= Your instructions =
Pick out each line below containing "JSON".

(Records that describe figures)
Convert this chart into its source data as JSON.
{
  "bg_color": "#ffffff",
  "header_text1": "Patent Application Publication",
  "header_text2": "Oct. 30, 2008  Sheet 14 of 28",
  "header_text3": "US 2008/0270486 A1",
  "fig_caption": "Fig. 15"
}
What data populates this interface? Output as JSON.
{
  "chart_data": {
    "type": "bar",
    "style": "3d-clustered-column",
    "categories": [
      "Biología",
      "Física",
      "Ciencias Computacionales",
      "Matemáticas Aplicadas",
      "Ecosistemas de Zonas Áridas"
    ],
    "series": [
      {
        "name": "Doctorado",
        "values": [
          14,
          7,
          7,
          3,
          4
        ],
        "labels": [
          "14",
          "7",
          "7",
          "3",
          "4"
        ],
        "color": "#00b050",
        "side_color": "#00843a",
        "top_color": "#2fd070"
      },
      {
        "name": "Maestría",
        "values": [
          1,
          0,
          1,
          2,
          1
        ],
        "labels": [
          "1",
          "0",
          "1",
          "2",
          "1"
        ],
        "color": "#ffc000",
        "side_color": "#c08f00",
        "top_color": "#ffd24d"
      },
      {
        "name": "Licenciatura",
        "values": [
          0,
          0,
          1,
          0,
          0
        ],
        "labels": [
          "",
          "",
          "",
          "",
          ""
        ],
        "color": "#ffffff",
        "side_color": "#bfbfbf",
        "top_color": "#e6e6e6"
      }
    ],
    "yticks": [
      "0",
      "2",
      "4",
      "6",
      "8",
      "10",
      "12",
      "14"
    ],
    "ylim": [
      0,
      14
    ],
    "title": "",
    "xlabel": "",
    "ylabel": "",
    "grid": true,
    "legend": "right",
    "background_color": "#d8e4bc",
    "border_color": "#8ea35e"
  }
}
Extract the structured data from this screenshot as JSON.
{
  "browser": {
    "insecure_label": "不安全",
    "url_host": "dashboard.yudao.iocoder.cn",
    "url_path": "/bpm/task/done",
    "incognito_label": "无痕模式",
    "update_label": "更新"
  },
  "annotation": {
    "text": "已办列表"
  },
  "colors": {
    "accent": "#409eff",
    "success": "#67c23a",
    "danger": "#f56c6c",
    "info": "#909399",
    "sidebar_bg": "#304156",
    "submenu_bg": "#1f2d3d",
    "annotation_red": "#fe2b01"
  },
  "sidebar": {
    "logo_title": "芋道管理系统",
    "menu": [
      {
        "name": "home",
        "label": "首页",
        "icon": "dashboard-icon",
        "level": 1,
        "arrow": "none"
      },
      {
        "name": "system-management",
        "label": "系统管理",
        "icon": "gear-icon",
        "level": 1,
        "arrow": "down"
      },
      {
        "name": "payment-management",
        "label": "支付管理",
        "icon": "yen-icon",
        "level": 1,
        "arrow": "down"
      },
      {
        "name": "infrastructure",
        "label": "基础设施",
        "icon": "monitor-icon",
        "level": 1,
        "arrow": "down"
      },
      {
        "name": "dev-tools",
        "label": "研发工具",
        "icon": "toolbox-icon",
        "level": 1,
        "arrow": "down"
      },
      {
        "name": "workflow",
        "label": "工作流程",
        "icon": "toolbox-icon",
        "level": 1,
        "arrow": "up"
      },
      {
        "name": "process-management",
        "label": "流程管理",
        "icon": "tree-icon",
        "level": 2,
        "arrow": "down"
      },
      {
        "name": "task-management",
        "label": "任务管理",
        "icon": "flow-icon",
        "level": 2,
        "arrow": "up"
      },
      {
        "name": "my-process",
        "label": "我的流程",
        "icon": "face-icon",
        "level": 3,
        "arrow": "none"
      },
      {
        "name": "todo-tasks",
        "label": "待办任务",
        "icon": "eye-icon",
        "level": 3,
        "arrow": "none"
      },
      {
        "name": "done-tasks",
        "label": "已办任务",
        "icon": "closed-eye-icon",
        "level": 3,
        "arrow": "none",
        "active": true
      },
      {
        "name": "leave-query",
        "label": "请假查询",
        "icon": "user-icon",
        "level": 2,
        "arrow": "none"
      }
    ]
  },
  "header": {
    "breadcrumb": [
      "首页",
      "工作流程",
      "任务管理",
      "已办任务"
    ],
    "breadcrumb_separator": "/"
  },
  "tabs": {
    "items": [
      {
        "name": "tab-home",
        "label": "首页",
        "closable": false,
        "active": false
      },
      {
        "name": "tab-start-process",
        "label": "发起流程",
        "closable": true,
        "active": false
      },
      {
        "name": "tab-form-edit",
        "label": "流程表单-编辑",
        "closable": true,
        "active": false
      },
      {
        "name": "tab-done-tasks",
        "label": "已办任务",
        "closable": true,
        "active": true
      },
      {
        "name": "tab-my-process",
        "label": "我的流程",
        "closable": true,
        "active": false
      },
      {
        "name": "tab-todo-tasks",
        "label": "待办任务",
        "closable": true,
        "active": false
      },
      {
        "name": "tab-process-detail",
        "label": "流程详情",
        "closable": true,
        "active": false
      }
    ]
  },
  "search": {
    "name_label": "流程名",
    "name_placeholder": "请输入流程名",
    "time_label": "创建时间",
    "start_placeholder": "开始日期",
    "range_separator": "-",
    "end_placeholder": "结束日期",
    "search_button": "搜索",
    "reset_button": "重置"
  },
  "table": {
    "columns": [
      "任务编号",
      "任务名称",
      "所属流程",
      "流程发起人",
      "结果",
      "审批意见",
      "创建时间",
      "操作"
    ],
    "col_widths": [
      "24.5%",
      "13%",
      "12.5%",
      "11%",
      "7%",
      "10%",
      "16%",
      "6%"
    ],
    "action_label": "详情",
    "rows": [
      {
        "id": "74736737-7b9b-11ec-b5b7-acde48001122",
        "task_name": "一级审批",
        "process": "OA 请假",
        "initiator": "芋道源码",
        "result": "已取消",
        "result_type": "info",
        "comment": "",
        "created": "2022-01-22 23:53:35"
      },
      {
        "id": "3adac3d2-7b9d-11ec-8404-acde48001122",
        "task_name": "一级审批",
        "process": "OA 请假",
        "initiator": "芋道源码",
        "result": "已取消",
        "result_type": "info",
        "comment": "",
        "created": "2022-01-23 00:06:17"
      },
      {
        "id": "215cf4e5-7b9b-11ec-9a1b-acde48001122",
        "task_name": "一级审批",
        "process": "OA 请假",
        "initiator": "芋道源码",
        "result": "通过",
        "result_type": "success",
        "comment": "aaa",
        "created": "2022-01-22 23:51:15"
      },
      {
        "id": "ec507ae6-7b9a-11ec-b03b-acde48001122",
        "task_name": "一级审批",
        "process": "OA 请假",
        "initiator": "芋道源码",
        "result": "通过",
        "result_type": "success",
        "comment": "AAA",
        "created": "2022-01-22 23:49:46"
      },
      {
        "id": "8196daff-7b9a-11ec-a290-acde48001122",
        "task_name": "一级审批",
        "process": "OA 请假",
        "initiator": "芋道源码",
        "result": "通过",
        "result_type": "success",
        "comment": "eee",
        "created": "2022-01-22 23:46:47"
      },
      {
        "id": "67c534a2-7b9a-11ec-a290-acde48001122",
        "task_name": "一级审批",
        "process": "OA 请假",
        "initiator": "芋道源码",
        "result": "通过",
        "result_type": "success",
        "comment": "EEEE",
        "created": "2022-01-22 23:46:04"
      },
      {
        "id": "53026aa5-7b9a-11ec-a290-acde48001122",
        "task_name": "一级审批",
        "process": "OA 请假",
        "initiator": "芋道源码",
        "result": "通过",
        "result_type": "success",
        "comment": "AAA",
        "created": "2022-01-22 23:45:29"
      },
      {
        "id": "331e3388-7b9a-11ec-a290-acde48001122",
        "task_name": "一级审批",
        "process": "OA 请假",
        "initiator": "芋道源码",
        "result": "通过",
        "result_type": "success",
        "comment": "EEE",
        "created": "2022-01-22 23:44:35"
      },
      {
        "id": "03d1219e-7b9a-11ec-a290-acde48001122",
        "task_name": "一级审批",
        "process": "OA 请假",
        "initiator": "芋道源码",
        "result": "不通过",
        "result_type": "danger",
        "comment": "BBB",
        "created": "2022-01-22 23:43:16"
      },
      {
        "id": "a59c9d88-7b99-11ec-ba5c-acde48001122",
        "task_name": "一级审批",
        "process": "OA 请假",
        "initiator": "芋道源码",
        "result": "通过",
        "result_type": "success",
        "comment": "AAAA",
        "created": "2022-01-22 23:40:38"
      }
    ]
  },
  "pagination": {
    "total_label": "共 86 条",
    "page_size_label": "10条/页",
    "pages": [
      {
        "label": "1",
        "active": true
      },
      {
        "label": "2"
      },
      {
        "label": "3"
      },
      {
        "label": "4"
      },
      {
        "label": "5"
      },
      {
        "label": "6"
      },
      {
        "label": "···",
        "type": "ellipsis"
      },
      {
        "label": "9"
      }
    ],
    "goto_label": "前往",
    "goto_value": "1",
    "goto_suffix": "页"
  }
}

= Final result =
Convert this chart into its source data as JSON.
What data populates this interface? Output as JSON.
Extract the structured data from this screenshot as JSON.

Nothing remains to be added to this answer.